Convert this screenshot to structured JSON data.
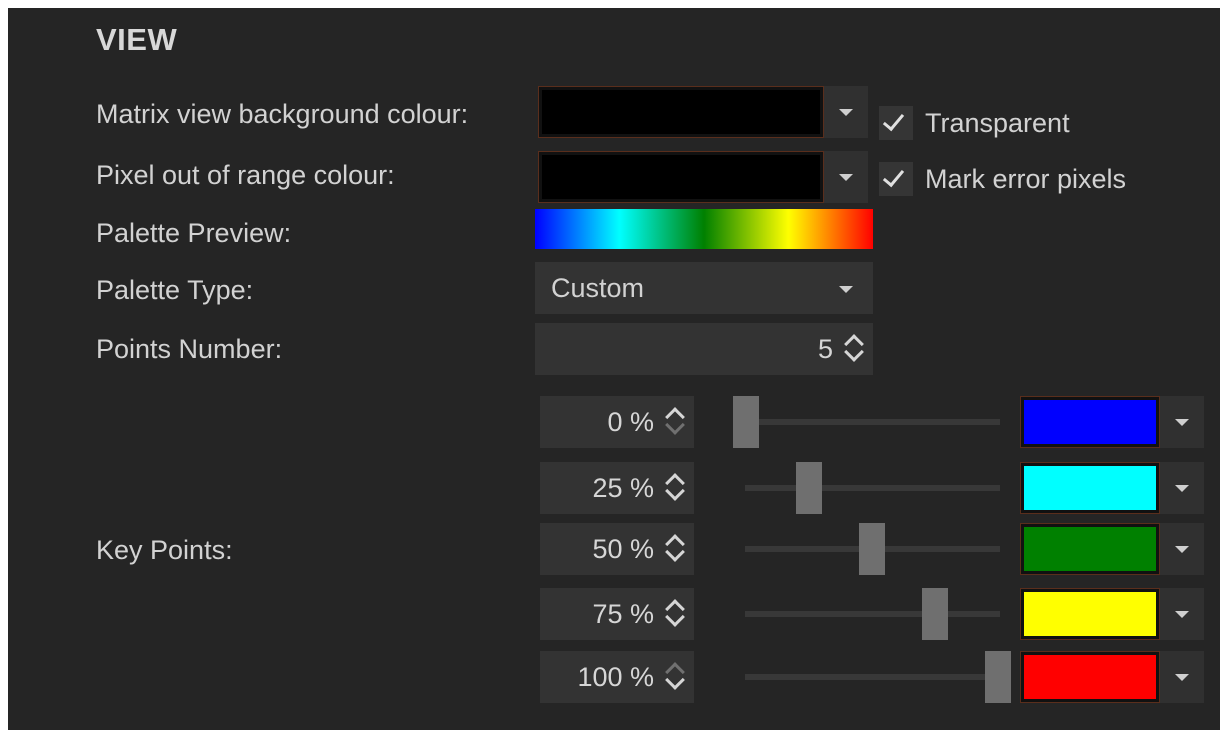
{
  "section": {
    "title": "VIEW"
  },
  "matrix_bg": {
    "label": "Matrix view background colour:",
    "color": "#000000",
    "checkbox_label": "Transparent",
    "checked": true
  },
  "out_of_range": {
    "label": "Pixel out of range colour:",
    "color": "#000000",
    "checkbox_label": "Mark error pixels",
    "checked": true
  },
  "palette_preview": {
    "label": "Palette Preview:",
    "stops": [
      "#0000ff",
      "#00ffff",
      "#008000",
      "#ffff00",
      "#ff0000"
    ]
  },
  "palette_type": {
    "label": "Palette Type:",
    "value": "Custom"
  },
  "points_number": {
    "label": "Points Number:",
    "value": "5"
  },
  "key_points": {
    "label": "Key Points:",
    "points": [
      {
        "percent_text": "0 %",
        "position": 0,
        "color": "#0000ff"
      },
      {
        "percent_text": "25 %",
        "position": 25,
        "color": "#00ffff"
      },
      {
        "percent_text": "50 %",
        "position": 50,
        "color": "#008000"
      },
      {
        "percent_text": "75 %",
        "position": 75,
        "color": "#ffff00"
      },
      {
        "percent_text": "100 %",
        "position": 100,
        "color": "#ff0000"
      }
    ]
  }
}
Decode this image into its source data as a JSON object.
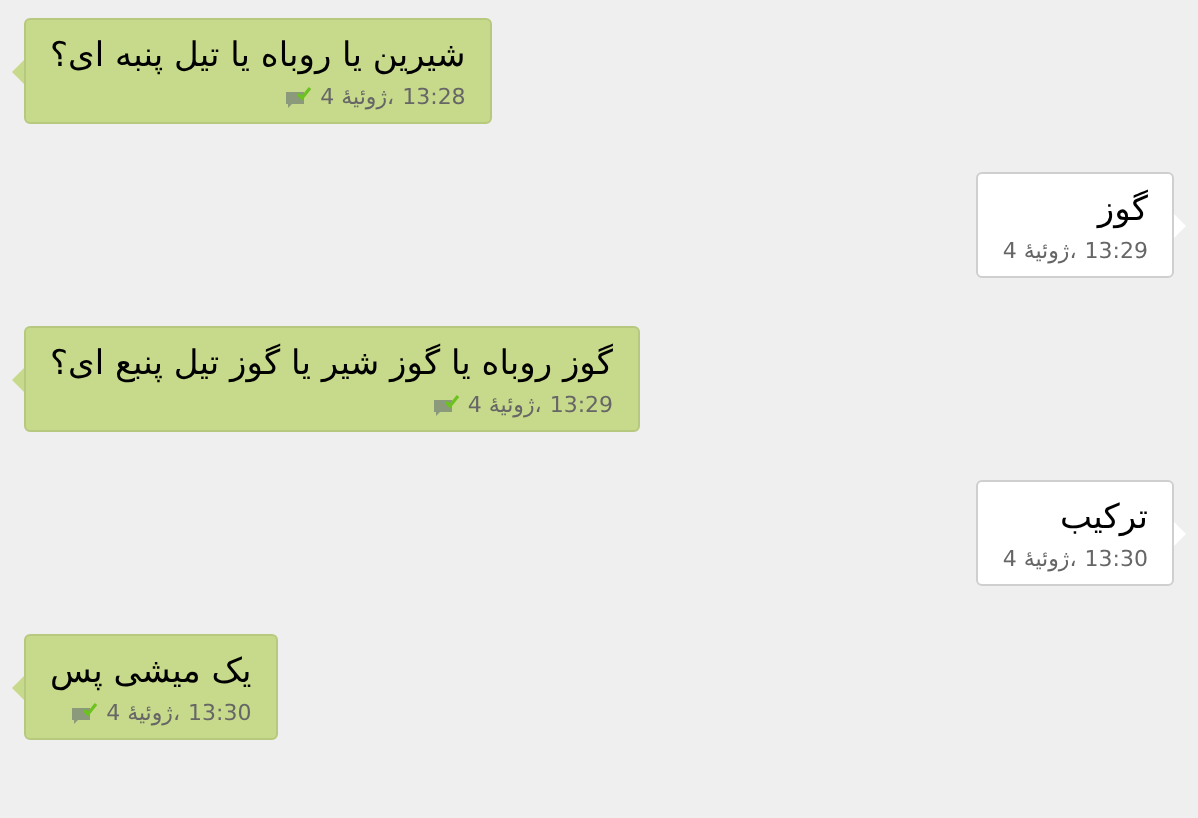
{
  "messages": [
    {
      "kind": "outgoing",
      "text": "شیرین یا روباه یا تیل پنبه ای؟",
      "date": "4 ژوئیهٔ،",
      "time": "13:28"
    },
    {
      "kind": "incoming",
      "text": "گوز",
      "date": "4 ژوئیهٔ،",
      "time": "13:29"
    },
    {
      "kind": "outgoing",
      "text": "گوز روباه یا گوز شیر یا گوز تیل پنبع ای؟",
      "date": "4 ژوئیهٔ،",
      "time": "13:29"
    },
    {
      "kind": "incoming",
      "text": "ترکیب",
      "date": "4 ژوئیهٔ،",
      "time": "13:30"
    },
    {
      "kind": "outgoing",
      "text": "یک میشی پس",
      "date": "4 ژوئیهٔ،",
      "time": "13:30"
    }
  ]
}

====================

- _Requirements_
Would you return the data exactly as written, without the pictures?

- _Task answer_
Convert this screenshot to structured JSON data.
{
  "section": {
    "title": "VIEW"
  },
  "matrix_bg": {
    "label": "Matrix view background colour:",
    "color": "#000000",
    "checkbox_label": "Transparent",
    "checked": true
  },
  "out_of_range": {
    "label": "Pixel out of range colour:",
    "color": "#000000",
    "checkbox_label": "Mark error pixels",
    "checked": true
  },
  "palette_preview": {
    "label": "Palette Preview:",
    "stops": [
      "#0000ff",
      "#00ffff",
      "#008000",
      "#ffff00",
      "#ff0000"
    ]
  },
  "palette_type": {
    "label": "Palette Type:",
    "value": "Custom"
  },
  "points_number": {
    "label": "Points Number:",
    "value": "5"
  },
  "key_points": {
    "label": "Key Points:",
    "points": [
      {
        "percent_text": "0 %",
        "position": 0,
        "color": "#0000ff"
      },
      {
        "percent_text": "25 %",
        "position": 25,
        "color": "#00ffff"
      },
      {
        "percent_text": "50 %",
        "position": 50,
        "color": "#008000"
      },
      {
        "percent_text": "75 %",
        "position": 75,
        "color": "#ffff00"
      },
      {
        "percent_text": "100 %",
        "position": 100,
        "color": "#ff0000"
      }
    ]
  }
}
Decode this image into its source data as a JSON object.
{
  "messages": [
    {
      "kind": "outgoing",
      "text": "شیرین یا روباه یا تیل پنبه ای؟",
      "date": "4 ژوئیهٔ،",
      "time": "13:28"
    },
    {
      "kind": "incoming",
      "text": "گوز",
      "date": "4 ژوئیهٔ،",
      "time": "13:29"
    },
    {
      "kind": "outgoing",
      "text": "گوز روباه یا گوز شیر یا گوز تیل پنبع ای؟",
      "date": "4 ژوئیهٔ،",
      "time": "13:29"
    },
    {
      "kind": "incoming",
      "text": "ترکیب",
      "date": "4 ژوئیهٔ،",
      "time": "13:30"
    },
    {
      "kind": "outgoing",
      "text": "یک میشی پس",
      "date": "4 ژوئیهٔ،",
      "time": "13:30"
    }
  ]
}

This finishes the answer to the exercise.